▶

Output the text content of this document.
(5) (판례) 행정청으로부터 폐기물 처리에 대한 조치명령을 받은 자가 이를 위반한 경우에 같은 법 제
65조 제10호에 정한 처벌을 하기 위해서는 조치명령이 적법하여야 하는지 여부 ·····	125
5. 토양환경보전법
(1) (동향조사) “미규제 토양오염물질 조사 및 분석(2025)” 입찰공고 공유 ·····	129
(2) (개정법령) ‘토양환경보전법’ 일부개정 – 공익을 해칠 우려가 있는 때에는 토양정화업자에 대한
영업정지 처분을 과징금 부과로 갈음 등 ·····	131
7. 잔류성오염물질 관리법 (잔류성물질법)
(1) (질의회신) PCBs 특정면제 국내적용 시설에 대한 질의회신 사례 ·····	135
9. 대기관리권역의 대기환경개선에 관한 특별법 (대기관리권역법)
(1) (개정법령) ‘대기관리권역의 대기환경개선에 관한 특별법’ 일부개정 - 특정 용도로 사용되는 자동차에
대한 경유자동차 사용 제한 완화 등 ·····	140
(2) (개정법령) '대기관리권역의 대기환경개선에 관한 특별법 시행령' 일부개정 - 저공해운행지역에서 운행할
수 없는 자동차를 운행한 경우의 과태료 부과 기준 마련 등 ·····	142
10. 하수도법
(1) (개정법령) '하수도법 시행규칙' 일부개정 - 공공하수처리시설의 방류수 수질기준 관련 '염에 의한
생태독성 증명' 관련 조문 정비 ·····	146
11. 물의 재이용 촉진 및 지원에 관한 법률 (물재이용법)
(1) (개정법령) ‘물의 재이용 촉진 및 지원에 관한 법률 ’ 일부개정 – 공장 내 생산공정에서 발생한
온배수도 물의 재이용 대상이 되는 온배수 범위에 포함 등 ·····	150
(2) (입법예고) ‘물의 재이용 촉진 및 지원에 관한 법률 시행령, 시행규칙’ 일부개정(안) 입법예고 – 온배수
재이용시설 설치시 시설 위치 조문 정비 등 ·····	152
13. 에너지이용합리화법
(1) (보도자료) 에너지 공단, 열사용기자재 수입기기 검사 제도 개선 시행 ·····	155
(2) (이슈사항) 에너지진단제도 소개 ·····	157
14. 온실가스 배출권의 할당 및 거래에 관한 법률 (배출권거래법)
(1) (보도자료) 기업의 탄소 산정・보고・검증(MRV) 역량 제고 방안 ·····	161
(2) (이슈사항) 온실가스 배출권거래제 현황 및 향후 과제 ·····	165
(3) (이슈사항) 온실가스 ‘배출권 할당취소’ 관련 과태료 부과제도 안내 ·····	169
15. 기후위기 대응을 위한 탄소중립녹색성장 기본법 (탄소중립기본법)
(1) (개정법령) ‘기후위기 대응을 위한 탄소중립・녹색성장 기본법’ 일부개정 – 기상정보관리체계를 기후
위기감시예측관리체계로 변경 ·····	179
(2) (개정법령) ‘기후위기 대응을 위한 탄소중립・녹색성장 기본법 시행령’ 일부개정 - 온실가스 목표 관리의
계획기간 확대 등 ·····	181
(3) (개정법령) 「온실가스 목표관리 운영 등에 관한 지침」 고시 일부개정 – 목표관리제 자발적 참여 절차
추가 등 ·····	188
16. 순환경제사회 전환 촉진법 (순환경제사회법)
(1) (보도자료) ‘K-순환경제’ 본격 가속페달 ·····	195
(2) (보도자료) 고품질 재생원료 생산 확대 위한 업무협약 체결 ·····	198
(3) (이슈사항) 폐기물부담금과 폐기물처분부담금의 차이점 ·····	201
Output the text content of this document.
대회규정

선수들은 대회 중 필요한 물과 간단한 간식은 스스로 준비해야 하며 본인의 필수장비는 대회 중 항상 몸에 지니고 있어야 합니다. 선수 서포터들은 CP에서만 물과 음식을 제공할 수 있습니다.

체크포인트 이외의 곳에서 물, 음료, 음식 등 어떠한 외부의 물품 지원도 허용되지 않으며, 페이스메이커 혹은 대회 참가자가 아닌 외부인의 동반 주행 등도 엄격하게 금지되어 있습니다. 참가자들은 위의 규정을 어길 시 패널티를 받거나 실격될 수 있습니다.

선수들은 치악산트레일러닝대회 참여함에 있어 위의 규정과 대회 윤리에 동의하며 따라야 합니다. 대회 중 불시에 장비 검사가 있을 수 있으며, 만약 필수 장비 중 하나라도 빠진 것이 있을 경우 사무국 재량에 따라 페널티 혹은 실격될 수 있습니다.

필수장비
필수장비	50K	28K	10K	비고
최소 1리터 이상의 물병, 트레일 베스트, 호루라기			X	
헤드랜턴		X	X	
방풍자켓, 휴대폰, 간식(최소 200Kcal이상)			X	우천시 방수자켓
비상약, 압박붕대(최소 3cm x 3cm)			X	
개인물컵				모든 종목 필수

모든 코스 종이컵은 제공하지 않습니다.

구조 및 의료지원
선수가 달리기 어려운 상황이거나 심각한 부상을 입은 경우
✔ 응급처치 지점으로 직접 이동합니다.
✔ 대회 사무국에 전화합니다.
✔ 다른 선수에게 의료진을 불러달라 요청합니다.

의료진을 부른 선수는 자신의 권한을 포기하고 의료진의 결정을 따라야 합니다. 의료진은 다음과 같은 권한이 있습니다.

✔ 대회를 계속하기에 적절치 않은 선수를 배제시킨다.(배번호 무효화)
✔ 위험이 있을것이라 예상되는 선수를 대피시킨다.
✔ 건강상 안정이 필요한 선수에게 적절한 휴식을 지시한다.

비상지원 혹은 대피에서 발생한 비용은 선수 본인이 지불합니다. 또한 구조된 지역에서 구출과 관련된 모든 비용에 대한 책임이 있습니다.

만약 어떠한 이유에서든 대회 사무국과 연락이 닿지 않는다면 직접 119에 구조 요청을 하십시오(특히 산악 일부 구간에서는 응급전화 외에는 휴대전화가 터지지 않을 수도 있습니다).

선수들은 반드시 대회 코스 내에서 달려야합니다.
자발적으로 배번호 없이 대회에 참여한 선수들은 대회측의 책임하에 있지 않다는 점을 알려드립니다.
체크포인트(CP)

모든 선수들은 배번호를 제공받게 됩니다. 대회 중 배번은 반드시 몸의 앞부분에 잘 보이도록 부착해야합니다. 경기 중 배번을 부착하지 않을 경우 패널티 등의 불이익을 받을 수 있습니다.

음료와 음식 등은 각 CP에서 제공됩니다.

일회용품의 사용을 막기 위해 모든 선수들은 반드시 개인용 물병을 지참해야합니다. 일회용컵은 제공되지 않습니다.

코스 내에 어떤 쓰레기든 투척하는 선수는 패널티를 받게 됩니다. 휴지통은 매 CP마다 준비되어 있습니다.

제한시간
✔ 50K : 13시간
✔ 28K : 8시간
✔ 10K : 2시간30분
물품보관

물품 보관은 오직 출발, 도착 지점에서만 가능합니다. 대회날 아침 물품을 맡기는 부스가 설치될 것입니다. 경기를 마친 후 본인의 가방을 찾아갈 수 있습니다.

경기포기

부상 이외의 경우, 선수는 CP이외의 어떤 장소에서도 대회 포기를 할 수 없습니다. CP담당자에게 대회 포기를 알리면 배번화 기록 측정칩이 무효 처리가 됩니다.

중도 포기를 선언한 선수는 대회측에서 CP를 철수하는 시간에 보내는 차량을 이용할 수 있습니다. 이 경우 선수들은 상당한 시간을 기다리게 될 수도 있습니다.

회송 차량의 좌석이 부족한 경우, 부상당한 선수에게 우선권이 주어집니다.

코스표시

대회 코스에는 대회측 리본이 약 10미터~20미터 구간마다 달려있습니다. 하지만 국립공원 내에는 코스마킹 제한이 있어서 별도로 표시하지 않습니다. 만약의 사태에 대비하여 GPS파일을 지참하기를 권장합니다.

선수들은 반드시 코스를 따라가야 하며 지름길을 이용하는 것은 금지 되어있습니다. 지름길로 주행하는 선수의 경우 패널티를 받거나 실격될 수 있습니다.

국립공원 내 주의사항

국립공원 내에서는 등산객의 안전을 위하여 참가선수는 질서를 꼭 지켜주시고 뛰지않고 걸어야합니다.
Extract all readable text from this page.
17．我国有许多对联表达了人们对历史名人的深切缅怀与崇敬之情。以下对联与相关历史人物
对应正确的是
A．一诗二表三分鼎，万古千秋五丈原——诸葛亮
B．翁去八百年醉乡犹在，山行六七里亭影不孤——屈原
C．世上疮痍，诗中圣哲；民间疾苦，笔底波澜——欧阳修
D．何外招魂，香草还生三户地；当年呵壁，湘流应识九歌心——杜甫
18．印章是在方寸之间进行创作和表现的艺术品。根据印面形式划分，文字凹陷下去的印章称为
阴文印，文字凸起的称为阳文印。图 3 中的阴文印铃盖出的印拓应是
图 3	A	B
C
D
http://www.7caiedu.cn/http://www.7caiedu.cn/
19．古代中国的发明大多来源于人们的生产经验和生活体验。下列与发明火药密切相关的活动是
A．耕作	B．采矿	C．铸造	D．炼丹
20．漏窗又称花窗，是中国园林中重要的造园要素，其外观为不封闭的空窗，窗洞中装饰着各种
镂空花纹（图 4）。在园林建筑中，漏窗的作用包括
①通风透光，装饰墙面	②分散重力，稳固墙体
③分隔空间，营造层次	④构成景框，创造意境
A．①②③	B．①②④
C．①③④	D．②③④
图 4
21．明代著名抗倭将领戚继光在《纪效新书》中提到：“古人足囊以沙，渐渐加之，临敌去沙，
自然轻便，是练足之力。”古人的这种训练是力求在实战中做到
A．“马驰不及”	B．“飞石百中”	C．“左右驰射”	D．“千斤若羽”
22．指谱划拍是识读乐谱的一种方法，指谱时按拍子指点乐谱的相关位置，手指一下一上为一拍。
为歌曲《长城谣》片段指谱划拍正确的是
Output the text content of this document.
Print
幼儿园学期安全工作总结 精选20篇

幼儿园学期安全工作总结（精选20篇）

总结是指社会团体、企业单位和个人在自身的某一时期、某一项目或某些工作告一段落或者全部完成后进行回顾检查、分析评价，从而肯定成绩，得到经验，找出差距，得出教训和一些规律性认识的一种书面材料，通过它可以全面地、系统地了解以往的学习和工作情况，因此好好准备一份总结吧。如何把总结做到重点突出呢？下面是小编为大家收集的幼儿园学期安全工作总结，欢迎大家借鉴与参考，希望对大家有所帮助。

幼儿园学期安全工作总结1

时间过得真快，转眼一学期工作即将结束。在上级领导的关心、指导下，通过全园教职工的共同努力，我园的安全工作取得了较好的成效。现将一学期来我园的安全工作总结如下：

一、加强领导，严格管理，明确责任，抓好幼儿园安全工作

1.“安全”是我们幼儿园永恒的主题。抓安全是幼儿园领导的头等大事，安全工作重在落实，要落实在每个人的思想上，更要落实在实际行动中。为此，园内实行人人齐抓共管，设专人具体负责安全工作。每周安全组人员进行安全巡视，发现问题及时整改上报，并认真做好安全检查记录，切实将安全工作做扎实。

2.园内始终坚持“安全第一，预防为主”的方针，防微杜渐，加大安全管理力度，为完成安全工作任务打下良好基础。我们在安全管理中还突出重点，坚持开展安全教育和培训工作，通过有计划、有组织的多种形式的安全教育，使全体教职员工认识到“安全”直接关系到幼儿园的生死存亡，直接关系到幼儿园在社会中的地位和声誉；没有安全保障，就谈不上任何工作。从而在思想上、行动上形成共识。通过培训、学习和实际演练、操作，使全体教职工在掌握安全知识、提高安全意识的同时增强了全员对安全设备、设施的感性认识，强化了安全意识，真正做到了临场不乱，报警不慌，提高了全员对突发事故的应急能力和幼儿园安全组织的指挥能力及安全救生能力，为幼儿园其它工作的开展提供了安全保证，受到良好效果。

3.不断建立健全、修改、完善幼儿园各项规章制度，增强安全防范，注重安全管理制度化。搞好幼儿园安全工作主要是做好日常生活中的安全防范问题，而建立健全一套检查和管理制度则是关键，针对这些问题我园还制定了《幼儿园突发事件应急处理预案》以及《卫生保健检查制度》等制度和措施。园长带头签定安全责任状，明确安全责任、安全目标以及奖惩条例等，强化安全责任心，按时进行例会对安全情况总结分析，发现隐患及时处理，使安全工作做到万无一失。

◀

▶ [Given problem]
Show each line holding the word "시행규칙".

▶ [Task result]
(1) (개정법령) '하수도법 시행규칙' 일부개정 - 공공하수처리시설의 방류수 수질기준 관련 '염에 의한
(2) (입법예고) ‘물의 재이용 촉진 및 지원에 관한 법률 시행령, 시행규칙’ 일부개정(안) 입법예고 – 온배수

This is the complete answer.